Task objective: Count how many lines of the data below contain the string "treatments"; the reply should be that number alone.
======== Listed records
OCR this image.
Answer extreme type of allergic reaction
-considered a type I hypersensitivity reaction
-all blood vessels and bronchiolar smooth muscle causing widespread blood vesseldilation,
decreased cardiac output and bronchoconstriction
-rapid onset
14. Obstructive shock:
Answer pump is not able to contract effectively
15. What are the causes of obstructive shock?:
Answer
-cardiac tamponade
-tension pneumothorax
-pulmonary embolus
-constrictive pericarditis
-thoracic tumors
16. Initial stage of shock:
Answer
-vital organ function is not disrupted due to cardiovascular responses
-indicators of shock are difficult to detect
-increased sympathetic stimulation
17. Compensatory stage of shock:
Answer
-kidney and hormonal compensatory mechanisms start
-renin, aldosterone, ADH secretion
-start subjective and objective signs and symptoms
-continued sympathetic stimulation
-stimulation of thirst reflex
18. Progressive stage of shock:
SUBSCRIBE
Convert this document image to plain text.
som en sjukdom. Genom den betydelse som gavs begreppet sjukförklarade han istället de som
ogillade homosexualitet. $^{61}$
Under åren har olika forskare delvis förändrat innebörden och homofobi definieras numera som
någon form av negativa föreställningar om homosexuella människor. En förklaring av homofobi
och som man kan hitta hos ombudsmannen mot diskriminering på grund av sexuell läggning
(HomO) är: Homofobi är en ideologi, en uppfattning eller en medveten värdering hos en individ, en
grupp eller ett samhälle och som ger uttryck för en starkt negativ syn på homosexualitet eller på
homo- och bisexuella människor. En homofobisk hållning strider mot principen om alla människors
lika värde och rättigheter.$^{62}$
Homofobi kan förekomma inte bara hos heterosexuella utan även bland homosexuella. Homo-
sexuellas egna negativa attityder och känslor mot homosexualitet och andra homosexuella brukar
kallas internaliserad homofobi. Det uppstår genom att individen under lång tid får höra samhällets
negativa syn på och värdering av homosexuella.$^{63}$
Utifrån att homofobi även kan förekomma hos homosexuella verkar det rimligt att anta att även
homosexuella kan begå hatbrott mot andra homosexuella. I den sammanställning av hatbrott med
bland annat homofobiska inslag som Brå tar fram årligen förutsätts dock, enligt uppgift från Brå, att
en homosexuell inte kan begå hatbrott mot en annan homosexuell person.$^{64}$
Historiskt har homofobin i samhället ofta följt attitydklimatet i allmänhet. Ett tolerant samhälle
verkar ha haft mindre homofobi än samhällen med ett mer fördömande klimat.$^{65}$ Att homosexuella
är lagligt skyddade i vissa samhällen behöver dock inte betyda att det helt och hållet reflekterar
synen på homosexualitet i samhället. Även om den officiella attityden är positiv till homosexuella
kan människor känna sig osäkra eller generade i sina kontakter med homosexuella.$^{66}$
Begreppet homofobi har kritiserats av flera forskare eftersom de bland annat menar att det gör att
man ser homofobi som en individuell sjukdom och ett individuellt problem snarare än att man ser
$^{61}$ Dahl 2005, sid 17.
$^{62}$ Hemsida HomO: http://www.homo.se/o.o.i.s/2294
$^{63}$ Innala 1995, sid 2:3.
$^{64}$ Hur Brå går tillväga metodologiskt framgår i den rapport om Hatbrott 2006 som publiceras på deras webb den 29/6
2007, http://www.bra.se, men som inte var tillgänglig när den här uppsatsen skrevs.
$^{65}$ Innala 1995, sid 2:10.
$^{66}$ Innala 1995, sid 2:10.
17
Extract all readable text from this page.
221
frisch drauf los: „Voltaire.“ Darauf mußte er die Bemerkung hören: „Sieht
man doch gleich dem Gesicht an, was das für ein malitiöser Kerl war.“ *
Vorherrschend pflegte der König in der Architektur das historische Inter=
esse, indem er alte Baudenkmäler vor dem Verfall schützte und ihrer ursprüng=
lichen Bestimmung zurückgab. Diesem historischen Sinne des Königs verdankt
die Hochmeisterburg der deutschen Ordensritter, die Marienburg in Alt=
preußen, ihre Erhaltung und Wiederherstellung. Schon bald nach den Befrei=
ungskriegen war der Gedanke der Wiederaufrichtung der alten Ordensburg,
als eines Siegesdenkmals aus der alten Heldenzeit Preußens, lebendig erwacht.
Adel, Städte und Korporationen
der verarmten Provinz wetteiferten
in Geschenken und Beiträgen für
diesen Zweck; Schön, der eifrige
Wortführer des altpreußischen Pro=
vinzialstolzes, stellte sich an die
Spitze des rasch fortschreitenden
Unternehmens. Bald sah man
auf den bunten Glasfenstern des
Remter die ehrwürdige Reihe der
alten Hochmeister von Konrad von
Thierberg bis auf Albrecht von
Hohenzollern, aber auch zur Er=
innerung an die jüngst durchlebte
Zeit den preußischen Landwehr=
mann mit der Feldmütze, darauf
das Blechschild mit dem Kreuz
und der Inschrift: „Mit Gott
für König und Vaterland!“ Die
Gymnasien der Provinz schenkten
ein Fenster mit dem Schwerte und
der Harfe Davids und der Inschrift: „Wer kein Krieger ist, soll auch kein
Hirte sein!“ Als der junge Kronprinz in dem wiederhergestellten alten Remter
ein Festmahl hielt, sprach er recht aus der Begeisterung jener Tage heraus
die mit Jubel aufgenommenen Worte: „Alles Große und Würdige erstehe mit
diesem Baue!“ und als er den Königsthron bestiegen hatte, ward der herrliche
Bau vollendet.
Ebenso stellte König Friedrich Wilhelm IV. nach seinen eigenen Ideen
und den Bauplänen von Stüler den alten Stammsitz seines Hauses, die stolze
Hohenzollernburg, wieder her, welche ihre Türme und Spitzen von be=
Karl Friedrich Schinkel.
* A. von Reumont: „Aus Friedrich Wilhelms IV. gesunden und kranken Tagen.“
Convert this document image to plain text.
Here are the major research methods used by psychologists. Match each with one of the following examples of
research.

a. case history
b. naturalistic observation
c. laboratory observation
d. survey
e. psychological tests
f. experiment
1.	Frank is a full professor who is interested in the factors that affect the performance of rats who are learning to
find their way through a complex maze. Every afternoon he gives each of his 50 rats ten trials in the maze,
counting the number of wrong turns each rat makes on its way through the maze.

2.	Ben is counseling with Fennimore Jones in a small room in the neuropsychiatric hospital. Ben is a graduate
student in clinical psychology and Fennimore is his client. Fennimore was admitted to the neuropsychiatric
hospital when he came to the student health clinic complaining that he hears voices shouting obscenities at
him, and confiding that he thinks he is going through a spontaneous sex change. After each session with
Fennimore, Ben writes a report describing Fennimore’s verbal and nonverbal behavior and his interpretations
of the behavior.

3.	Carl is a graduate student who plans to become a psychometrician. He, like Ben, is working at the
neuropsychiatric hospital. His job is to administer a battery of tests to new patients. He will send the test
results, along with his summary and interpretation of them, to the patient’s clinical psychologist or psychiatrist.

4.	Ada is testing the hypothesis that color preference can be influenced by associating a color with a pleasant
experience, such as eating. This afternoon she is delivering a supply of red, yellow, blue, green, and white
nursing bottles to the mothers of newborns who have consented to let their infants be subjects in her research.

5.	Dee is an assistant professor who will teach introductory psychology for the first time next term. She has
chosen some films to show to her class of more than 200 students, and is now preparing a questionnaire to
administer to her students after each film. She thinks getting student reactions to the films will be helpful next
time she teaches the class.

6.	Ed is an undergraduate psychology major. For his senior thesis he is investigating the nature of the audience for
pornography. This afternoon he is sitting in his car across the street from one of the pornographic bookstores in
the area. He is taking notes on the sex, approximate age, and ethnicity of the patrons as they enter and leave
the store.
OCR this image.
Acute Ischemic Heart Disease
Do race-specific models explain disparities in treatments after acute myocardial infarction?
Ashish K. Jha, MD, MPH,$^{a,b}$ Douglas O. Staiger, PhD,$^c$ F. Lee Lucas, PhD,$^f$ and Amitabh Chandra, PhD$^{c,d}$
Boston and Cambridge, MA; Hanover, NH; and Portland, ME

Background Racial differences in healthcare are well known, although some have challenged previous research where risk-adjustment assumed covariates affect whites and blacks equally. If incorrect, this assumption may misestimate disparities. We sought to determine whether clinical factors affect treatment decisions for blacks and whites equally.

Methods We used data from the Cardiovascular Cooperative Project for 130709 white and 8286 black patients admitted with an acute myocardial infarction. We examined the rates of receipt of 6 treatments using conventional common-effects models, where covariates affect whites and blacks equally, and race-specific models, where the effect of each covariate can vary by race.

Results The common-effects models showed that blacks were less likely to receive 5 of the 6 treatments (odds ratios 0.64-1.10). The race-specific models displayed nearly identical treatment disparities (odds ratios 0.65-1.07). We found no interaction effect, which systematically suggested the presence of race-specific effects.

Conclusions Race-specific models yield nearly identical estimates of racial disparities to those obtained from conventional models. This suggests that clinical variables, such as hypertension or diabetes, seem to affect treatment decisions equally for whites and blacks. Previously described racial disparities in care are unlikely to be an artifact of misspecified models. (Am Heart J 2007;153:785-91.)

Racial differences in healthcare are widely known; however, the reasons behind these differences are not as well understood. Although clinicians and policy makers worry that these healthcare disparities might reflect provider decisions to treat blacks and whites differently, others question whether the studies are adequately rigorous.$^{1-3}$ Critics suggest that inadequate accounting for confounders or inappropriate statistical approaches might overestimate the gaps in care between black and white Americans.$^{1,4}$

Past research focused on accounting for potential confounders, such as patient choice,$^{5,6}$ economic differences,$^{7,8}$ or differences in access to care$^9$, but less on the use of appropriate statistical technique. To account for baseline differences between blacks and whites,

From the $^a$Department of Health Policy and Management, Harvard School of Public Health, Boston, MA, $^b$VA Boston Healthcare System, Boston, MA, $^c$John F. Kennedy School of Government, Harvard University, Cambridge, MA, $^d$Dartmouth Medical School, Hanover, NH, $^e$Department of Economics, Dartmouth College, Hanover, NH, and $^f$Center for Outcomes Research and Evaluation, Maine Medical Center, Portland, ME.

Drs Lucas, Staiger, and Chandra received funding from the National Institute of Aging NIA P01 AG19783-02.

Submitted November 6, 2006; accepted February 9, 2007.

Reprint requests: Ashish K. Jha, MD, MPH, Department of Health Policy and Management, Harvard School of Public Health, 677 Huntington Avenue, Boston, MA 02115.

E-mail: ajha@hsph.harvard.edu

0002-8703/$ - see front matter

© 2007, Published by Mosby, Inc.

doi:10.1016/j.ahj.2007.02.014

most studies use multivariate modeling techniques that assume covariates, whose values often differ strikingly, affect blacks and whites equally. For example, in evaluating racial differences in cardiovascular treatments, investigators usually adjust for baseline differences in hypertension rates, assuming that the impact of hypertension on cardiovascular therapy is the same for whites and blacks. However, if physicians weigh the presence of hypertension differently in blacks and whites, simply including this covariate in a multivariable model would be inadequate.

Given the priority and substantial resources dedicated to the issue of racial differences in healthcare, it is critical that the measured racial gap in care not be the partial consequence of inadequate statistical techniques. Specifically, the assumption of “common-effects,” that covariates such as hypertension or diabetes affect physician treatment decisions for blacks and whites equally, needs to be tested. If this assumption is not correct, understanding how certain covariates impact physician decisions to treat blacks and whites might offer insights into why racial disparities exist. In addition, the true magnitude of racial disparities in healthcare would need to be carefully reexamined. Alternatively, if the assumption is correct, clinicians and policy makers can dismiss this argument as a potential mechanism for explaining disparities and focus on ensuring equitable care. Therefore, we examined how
================
Solution for this exercise: 4